▶ _What you have to do_:
Print the entire listing. Each line must match the original exactly.

(Data records)
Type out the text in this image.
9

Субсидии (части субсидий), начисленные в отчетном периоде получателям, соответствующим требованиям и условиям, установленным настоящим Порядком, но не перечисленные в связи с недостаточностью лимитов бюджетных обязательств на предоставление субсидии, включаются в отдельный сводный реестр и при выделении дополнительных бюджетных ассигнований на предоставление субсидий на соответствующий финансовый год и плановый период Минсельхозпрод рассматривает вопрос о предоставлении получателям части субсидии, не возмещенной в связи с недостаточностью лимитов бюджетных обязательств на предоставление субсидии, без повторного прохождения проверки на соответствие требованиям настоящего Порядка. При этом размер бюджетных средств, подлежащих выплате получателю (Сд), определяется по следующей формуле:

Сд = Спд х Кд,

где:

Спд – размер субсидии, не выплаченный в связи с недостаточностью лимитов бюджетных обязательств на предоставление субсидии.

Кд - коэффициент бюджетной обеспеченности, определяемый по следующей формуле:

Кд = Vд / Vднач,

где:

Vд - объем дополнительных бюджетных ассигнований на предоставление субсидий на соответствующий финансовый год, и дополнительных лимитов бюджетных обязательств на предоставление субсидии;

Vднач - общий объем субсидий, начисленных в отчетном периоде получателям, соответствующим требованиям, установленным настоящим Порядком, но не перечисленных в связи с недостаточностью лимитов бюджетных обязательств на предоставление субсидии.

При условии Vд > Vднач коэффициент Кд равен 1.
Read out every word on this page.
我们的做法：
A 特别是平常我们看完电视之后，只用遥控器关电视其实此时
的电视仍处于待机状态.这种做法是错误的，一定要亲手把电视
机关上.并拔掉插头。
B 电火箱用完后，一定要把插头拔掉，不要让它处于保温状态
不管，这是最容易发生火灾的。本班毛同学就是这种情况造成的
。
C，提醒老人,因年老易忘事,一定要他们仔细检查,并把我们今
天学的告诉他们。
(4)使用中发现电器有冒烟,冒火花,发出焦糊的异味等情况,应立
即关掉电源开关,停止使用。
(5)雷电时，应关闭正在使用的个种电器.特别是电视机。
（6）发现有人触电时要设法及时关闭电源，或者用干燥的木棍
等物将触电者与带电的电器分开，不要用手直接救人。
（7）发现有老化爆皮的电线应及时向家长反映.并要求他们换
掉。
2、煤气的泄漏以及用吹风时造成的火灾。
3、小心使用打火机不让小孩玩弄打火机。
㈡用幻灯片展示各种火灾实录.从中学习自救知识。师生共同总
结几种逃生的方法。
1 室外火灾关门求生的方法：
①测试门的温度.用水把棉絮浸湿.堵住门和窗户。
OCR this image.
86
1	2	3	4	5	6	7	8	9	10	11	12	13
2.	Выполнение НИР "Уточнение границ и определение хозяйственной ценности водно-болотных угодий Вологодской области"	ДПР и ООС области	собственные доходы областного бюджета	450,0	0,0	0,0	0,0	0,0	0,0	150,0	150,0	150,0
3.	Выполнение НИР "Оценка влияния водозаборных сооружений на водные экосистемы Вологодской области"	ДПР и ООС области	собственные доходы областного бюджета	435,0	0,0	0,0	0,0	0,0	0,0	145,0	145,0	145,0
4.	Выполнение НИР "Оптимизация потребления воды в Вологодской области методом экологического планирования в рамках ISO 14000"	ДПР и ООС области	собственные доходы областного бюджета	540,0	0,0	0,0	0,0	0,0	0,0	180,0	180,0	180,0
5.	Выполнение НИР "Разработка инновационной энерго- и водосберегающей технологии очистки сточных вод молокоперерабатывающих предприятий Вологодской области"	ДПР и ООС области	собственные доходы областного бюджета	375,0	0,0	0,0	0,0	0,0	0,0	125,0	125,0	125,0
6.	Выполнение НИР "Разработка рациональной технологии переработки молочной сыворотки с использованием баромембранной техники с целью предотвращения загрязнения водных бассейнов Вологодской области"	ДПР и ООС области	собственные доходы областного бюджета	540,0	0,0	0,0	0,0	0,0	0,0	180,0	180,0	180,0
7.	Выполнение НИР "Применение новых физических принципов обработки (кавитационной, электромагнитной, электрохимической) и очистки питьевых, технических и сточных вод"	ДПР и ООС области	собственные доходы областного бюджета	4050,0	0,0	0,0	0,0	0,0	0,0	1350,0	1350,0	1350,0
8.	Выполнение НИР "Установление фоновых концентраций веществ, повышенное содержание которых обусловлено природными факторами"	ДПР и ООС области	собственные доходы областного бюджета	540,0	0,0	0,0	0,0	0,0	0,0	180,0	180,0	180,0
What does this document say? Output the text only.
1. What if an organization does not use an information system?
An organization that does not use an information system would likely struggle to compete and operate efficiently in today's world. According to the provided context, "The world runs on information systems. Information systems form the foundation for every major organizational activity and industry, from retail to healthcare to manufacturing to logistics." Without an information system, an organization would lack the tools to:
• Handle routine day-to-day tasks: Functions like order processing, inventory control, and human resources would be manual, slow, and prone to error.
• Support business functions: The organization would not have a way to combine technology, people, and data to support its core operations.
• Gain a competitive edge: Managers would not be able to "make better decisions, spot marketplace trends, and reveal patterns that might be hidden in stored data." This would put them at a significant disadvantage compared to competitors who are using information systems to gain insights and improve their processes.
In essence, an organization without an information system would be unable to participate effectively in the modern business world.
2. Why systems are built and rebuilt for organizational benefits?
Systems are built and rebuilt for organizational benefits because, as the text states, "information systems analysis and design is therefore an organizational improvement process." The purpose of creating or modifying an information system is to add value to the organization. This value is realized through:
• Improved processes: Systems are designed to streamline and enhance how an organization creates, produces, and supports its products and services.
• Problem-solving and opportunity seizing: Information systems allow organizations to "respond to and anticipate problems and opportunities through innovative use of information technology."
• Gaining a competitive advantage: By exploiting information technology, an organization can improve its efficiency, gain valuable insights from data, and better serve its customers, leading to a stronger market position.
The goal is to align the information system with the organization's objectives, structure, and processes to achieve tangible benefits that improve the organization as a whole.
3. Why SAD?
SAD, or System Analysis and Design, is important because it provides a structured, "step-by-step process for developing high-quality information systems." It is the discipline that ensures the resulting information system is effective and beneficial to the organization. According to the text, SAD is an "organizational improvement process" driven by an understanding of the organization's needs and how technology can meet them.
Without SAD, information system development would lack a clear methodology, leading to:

▶ _Answer to this exercise_:
Type out the text in this image.
9

Субсидии (части субсидий), начисленные в отчетном периоде получателям, соответствующим требованиям и условиям, установленным настоящим Порядком, но не перечисленные в связи с недостаточностью лимитов бюджетных обязательств на предоставление субсидии, включаются в отдельный сводный реестр и при выделении дополнительных бюджетных ассигнований на предоставление субсидий на соответствующий финансовый год и плановый период Минсельхозпрод рассматривает вопрос о предоставлении получателям части субсидии, не возмещенной в связи с недостаточностью лимитов бюджетных обязательств на предоставление субсидии, без повторного прохождения проверки на соответствие требованиям настоящего Порядка. При этом размер бюджетных средств, подлежащих выплате получателю (Сд), определяется по следующей формуле:

Сд = Спд х Кд,

где:

Спд – размер субсидии, не выплаченный в связи с недостаточностью лимитов бюджетных обязательств на предоставление субсидии.

Кд - коэффициент бюджетной обеспеченности, определяемый по следующей формуле:

Кд = Vд / Vднач,

где:

Vд - объем дополнительных бюджетных ассигнований на предоставление субсидий на соответствующий финансовый год, и дополнительных лимитов бюджетных обязательств на предоставление субсидии;

Vднач - общий объем субсидий, начисленных в отчетном периоде получателям, соответствующим требованиям, установленным настоящим Порядком, но не перечисленных в связи с недостаточностью лимитов бюджетных обязательств на предоставление субсидии.

При условии Vд > Vднач коэффициент Кд равен 1.
Read out every word on this page.
我们的做法：
A 特别是平常我们看完电视之后，只用遥控器关电视其实此时
的电视仍处于待机状态.这种做法是错误的，一定要亲手把电视
机关上.并拔掉插头。
B 电火箱用完后，一定要把插头拔掉，不要让它处于保温状态
不管，这是最容易发生火灾的。本班毛同学就是这种情况造成的
。
C，提醒老人,因年老易忘事,一定要他们仔细检查,并把我们今
天学的告诉他们。
(4)使用中发现电器有冒烟,冒火花,发出焦糊的异味等情况,应立
即关掉电源开关,停止使用。
(5)雷电时，应关闭正在使用的个种电器.特别是电视机。
（6）发现有人触电时要设法及时关闭电源，或者用干燥的木棍
等物将触电者与带电的电器分开，不要用手直接救人。
（7）发现有老化爆皮的电线应及时向家长反映.并要求他们换
掉。
2、煤气的泄漏以及用吹风时造成的火灾。
3、小心使用打火机不让小孩玩弄打火机。
㈡用幻灯片展示各种火灾实录.从中学习自救知识。师生共同总
结几种逃生的方法。
1 室外火灾关门求生的方法：
①测试门的温度.用水把棉絮浸湿.堵住门和窗户。
OCR this image.
86
1	2	3	4	5	6	7	8	9	10	11	12	13
2.	Выполнение НИР "Уточнение границ и определение хозяйственной ценности водно-болотных угодий Вологодской области"	ДПР и ООС области	собственные доходы областного бюджета	450,0	0,0	0,0	0,0	0,0	0,0	150,0	150,0	150,0
3.	Выполнение НИР "Оценка влияния водозаборных сооружений на водные экосистемы Вологодской области"	ДПР и ООС области	собственные доходы областного бюджета	435,0	0,0	0,0	0,0	0,0	0,0	145,0	145,0	145,0
4.	Выполнение НИР "Оптимизация потребления воды в Вологодской области методом экологического планирования в рамках ISO 14000"	ДПР и ООС области	собственные доходы областного бюджета	540,0	0,0	0,0	0,0	0,0	0,0	180,0	180,0	180,0
5.	Выполнение НИР "Разработка инновационной энерго- и водосберегающей технологии очистки сточных вод молокоперерабатывающих предприятий Вологодской области"	ДПР и ООС области	собственные доходы областного бюджета	375,0	0,0	0,0	0,0	0,0	0,0	125,0	125,0	125,0
6.	Выполнение НИР "Разработка рациональной технологии переработки молочной сыворотки с использованием баромембранной техники с целью предотвращения загрязнения водных бассейнов Вологодской области"	ДПР и ООС области	собственные доходы областного бюджета	540,0	0,0	0,0	0,0	0,0	0,0	180,0	180,0	180,0
7.	Выполнение НИР "Применение новых физических принципов обработки (кавитационной, электромагнитной, электрохимической) и очистки питьевых, технических и сточных вод"	ДПР и ООС области	собственные доходы областного бюджета	4050,0	0,0	0,0	0,0	0,0	0,0	1350,0	1350,0	1350,0
8.	Выполнение НИР "Установление фоновых концентраций веществ, повышенное содержание которых обусловлено природными факторами"	ДПР и ООС области	собственные доходы областного бюджета	540,0	0,0	0,0	0,0	0,0	0,0	180,0	180,0	180,0
What does this document say? Output the text only.
1. What if an organization does not use an information system?
An organization that does not use an information system would likely struggle to compete and operate efficiently in today's world. According to the provided context, "The world runs on information systems. Information systems form the foundation for every major organizational activity and industry, from retail to healthcare to manufacturing to logistics." Without an information system, an organization would lack the tools to:
• Handle routine day-to-day tasks: Functions like order processing, inventory control, and human resources would be manual, slow, and prone to error.
• Support business functions: The organization would not have a way to combine technology, people, and data to support its core operations.
• Gain a competitive edge: Managers would not be able to "make better decisions, spot marketplace trends, and reveal patterns that might be hidden in stored data." This would put them at a significant disadvantage compared to competitors who are using information systems to gain insights and improve their processes.
In essence, an organization without an information system would be unable to participate effectively in the modern business world.
2. Why systems are built and rebuilt for organizational benefits?
Systems are built and rebuilt for organizational benefits because, as the text states, "information systems analysis and design is therefore an organizational improvement process." The purpose of creating or modifying an information system is to add value to the organization. This value is realized through:
• Improved processes: Systems are designed to streamline and enhance how an organization creates, produces, and supports its products and services.
• Problem-solving and opportunity seizing: Information systems allow organizations to "respond to and anticipate problems and opportunities through innovative use of information technology."
• Gaining a competitive advantage: By exploiting information technology, an organization can improve its efficiency, gain valuable insights from data, and better serve its customers, leading to a stronger market position.
The goal is to align the information system with the organization's objectives, structure, and processes to achieve tangible benefits that improve the organization as a whole.
3. Why SAD?
SAD, or System Analysis and Design, is important because it provides a structured, "step-by-step process for developing high-quality information systems." It is the discipline that ensures the resulting information system is effective and beneficial to the organization. According to the text, SAD is an "organizational improvement process" driven by an understanding of the organization's needs and how technology can meet them.
Without SAD, information system development would lack a clear methodology, leading to:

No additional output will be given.